■ The request: Search the material for the string "EPIC" and copy each line where it occurs.

■ Exercise inputs:
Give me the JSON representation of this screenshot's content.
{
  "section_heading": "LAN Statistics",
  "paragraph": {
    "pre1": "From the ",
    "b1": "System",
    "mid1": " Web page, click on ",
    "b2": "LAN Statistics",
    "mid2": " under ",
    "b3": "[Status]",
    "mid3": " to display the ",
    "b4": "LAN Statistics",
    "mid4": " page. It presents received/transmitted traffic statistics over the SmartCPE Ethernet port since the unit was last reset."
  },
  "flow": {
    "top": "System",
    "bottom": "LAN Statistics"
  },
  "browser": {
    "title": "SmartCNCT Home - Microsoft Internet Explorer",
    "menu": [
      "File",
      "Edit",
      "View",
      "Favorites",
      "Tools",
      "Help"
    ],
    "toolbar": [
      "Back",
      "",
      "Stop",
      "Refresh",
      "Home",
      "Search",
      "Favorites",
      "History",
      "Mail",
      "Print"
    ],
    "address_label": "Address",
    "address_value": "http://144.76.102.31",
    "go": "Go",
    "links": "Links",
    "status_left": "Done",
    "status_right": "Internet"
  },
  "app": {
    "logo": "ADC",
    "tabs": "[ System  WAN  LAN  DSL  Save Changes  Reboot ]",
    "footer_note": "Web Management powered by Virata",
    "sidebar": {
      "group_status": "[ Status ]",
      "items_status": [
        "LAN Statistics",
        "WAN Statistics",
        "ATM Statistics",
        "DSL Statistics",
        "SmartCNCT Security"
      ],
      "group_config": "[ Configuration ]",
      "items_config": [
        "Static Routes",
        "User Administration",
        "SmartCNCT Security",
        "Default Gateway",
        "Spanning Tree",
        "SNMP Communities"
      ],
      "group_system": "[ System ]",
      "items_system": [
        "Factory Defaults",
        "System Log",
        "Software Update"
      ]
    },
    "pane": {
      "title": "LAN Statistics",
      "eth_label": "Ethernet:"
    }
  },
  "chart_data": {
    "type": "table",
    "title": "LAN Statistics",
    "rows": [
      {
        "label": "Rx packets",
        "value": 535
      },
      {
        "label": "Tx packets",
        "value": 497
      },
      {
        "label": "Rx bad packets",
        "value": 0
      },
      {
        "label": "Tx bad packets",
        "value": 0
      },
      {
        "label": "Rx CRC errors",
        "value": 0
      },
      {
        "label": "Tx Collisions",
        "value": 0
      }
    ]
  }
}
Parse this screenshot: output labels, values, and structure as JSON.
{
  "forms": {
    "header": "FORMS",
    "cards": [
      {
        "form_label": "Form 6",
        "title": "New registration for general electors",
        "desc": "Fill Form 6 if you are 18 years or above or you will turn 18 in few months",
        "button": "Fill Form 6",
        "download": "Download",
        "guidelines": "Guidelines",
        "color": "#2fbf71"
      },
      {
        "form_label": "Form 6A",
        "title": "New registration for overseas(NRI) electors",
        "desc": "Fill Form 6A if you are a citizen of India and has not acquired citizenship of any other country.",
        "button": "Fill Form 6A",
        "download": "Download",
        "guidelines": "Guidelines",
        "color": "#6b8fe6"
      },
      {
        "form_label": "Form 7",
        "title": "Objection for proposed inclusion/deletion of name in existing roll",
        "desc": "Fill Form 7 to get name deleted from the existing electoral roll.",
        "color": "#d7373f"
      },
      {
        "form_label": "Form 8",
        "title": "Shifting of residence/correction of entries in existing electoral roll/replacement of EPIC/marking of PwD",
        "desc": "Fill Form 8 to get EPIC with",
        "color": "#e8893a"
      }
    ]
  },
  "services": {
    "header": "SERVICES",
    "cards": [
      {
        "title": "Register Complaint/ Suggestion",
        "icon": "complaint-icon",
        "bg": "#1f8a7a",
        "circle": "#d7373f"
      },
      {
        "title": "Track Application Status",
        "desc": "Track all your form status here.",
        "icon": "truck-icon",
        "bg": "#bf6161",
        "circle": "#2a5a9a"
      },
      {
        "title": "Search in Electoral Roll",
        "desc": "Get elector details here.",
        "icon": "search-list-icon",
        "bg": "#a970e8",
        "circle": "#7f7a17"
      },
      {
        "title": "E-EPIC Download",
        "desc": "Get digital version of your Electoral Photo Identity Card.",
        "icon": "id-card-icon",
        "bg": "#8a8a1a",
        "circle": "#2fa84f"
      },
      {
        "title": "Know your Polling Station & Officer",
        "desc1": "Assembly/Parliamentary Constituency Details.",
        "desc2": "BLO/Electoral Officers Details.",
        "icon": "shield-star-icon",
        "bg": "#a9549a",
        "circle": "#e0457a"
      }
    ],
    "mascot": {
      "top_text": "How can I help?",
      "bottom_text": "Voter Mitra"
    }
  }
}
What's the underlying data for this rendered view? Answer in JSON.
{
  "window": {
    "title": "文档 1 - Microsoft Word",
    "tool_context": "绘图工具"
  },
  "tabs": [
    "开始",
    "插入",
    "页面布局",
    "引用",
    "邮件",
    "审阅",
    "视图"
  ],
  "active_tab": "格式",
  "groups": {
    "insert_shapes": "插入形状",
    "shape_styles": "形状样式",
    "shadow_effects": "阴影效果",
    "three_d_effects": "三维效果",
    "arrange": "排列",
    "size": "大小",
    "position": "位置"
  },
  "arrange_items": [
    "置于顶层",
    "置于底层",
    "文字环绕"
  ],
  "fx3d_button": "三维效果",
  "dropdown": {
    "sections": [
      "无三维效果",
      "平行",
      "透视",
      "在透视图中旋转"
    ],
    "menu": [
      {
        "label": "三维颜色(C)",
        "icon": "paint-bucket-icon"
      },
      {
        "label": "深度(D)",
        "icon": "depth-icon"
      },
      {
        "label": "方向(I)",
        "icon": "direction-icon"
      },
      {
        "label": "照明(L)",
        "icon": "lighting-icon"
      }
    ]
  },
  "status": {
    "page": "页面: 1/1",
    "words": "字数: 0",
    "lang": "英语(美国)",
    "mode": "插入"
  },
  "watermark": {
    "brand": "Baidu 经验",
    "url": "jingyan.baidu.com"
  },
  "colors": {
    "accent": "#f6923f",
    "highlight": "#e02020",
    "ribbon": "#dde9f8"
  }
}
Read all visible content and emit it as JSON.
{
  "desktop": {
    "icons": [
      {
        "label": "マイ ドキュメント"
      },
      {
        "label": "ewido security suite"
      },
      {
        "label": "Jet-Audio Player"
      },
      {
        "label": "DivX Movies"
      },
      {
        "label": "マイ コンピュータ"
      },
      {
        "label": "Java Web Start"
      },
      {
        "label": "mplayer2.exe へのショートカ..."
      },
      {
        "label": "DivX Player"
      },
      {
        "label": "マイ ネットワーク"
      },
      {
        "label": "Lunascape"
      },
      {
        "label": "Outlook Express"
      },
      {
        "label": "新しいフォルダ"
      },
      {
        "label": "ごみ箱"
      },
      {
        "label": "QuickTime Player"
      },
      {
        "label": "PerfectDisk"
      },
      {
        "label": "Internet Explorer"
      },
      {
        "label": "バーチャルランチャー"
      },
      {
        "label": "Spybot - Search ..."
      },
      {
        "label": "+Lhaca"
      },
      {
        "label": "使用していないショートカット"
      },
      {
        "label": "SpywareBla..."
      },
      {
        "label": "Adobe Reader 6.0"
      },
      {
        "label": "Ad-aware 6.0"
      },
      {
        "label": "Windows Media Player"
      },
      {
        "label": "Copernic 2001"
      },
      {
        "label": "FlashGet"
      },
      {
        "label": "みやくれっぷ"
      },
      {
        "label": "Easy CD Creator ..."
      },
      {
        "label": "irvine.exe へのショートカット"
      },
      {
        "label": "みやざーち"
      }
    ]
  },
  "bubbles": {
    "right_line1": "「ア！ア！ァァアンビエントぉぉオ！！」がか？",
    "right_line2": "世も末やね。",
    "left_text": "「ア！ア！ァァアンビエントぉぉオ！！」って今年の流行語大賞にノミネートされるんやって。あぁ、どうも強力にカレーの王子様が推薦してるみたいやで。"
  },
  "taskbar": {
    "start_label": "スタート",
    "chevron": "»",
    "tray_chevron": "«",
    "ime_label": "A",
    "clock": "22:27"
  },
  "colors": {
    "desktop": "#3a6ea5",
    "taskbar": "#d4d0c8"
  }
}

■ Result:
        "title": "Shifting of residence/correction of entries in existing electoral roll/replacement of EPIC/marking of PwD",
        "desc": "Fill Form 8 to get EPIC with",
        "title": "E-EPIC Download",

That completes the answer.